## Stated goal:
In the listing that follows, count each line containing the string "gemäss" and report only the count.
++++ Extracted information ++++
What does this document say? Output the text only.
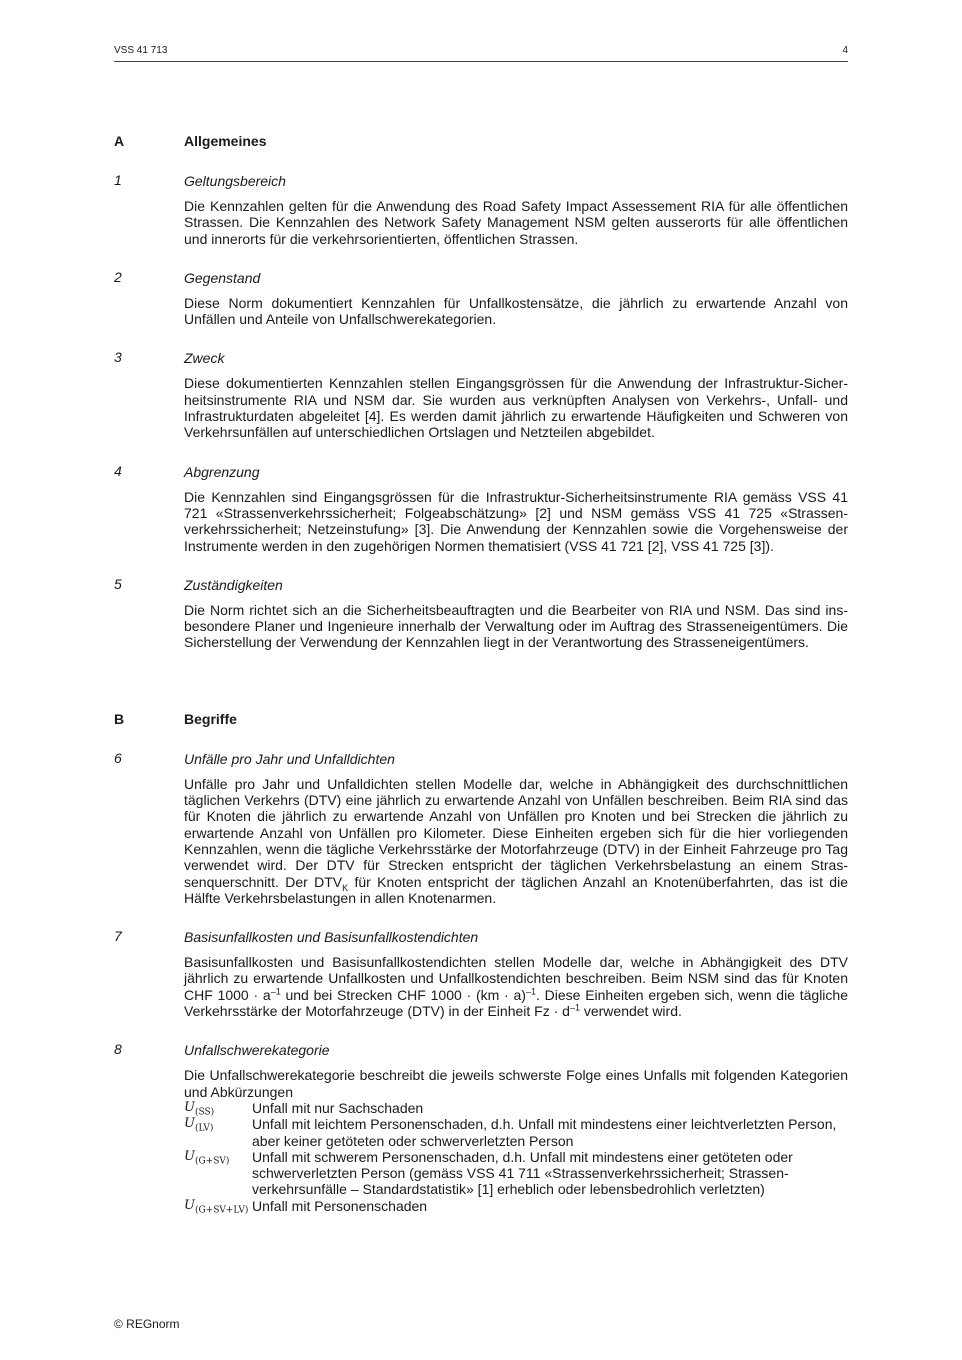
VSS 41 713	4
A	Allgemeines
1	Geltungsbereich
Die Kennzahlen gelten für die Anwendung des Road Safety Impact Assessement RIA für alle öffentlichen Strassen. Die Kennzahlen des Network Safety Management NSM gelten ausserorts für alle öffentlichen und innerorts für die verkehrsorientierten, öffentlichen Strassen.
2	Gegenstand
Diese Norm dokumentiert Kennzahlen für Unfallkostensätze, die jährlich zu erwartende Anzahl von Unfällen und Anteile von Unfallschwerekategorien.
3	Zweck
Diese dokumentierten Kennzahlen stellen Eingangsgrössen für die Anwendung der Infrastruktur-Sicherheitsinstrumente RIA und NSM dar. Sie wurden aus verknüpften Analysen von Verkehrs-, Unfall- und Infrastrukturdaten abgeleitet [4]. Es werden damit jährlich zu erwartende Häufigkeiten und Schweren von Verkehrsunfällen auf unterschiedlichen Ortslagen und Netzteilen abgebildet.
4	Abgrenzung
Die Kennzahlen sind Eingangsgrössen für die Infrastruktur-Sicherheitsinstrumente RIA gemäss VSS 41 721 «Strassenverkehrssicherheit; Folgeabschätzung» [2] und NSM gemäss VSS 41 725 «Strassenverkehrssicherheit; Netzeinstufung» [3]. Die Anwendung der Kennzahlen sowie die Vorgehensweise der Instrumente werden in den zugehörigen Normen thematisiert (VSS 41 721 [2], VSS 41 725 [3]).
5	Zuständigkeiten
Die Norm richtet sich an die Sicherheitsbeauftragten und die Bearbeiter von RIA und NSM. Das sind insbesondere Planer und Ingenieure innerhalb der Verwaltung oder im Auftrag des Strasseneigentümers. Die Sicherstellung der Verwendung der Kennzahlen liegt in der Verantwortung des Strasseneigentümers.
B	Begriffe
6	Unfälle pro Jahr und Unfalldichten
Unfälle pro Jahr und Unfalldichten stellen Modelle dar, welche in Abhängigkeit des durchschnittlichen täglichen Verkehrs (DTV) eine jährlich zu erwartende Anzahl von Unfällen beschreiben. Beim RIA sind das für Knoten die jährlich zu erwartende Anzahl von Unfällen pro Knoten und bei Strecken die jährlich zu erwartende Anzahl von Unfällen pro Kilometer. Diese Einheiten ergeben sich für die hier vorliegenden Kennzahlen, wenn die tägliche Verkehrsstärke der Motorfahrzeuge (DTV) in der Einheit Fahrzeuge pro Tag verwendet wird. Der DTV für Strecken entspricht der täglichen Verkehrsbelastung an einem Strassenquerschnitt. Der $DTV_K$ für Knoten entspricht der täglichen Anzahl an Knotenüberfahrten, das ist die Hälfte Verkehrsbelastungen in allen Knotenarmen.
7	Basisunfallkosten und Basisunfallkostendichten
Basisunfallkosten und Basisunfallkostendichten stellen Modelle dar, welche in Abhängigkeit des DTV jährlich zu erwartende Unfallkosten und Unfallkostendichten beschreiben. Beim NSM sind das für Knoten CHF $1000 \cdot a^{-1}$ und bei Strecken CHF 1000 · (km · a)$^{-1}$. Diese Einheiten ergeben sich, wenn die tägliche Verkehrsstärke der Motorfahrzeuge (DTV) in der Einheit $Fz \cdot d^{-1}$ verwendet wird.
8	Unfallschwerekategorie
Die Unfallschwerekategorie beschreibt die jeweils schwerste Folge eines Unfalls mit folgenden Kategorien und Abkürzungen
$U_{(SS)}$	Unfall mit nur Sachschaden
$U_{(LV)}$	Unfall mit leichtem Personenschaden, d.h. Unfall mit mindestens einer leichtverletzten Person, aber keiner getöteten oder schwerverletzten Person
$U_{(G+SV)}$ Unfall mit schwerem Personenschaden, d.h. Unfall mit mindestens einer getöteten oder schwerverletzten Person (gemäss VSS 41 711 «Strassenverkehrssicherheit; Strassenverkehrsunfälle – Standardstatistik» [1] erheblich oder lebensbedrohlich verletzten)
$U_{(G+SV+LV)}$ Unfall mit Personenschaden
© REGnorm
++++
## Result for this exercise:
2